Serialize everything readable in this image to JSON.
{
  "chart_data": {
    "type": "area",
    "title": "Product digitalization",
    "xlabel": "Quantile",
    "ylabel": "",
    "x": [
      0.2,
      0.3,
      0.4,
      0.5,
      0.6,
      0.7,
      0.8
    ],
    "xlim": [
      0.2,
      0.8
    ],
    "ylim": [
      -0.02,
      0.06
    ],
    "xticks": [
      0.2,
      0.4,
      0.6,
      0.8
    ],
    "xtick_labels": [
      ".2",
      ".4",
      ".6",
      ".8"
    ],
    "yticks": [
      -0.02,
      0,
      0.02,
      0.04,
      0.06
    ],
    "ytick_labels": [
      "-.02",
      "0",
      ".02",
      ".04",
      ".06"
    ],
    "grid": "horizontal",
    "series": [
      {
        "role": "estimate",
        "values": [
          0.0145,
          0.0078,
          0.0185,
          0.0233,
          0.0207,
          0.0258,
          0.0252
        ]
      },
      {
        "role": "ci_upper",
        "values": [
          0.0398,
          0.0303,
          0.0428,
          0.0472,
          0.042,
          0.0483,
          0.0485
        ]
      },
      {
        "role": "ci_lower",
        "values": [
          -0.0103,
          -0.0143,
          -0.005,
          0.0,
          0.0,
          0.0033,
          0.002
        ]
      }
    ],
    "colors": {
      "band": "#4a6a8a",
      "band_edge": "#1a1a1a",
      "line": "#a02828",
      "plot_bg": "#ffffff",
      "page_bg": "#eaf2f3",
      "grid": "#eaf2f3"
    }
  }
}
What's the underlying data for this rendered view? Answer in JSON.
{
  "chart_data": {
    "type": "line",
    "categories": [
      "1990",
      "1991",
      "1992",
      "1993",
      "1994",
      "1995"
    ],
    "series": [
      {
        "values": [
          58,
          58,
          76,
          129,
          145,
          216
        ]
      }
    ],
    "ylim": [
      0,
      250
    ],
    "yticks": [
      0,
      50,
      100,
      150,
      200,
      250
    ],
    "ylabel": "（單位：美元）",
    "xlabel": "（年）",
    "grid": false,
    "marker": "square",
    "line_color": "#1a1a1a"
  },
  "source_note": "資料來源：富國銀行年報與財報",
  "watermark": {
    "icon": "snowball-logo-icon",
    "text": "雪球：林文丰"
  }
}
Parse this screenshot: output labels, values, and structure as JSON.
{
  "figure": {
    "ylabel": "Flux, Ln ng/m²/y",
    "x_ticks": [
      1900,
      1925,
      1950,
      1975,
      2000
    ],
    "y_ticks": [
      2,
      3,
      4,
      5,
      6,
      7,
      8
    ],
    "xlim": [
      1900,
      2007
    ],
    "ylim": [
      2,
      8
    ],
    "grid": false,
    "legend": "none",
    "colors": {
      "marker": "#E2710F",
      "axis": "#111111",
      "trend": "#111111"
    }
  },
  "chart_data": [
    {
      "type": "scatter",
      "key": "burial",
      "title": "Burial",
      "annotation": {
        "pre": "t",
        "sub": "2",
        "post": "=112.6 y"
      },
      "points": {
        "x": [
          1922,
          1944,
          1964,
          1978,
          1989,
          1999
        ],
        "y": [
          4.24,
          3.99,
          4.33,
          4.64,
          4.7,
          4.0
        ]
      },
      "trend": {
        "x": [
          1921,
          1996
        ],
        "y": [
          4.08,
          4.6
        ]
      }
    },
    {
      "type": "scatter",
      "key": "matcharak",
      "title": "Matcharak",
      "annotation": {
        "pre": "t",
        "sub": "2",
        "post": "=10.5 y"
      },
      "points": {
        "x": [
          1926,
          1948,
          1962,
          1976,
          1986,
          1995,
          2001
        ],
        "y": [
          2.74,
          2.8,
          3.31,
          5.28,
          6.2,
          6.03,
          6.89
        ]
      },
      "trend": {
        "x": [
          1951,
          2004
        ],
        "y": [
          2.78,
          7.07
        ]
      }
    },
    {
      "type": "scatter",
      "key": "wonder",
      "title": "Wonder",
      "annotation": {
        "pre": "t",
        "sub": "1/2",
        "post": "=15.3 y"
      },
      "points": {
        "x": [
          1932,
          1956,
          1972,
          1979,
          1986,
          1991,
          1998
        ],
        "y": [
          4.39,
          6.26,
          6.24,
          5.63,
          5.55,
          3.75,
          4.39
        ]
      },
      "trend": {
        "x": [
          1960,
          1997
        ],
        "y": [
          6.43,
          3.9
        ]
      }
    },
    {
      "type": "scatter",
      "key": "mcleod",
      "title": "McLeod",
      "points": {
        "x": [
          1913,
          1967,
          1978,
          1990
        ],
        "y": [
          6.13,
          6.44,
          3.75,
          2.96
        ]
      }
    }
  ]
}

■ ■ ■ ■ ■ ■ ■

In the entries above, find lines with "JSON" and copy each.

* WRITTEN RESPONSE *
Serialize everything readable in this image to JSON.
What's the underlying data for this rendered view? Answer in JSON.
Parse this screenshot: output labels, values, and structure as JSON.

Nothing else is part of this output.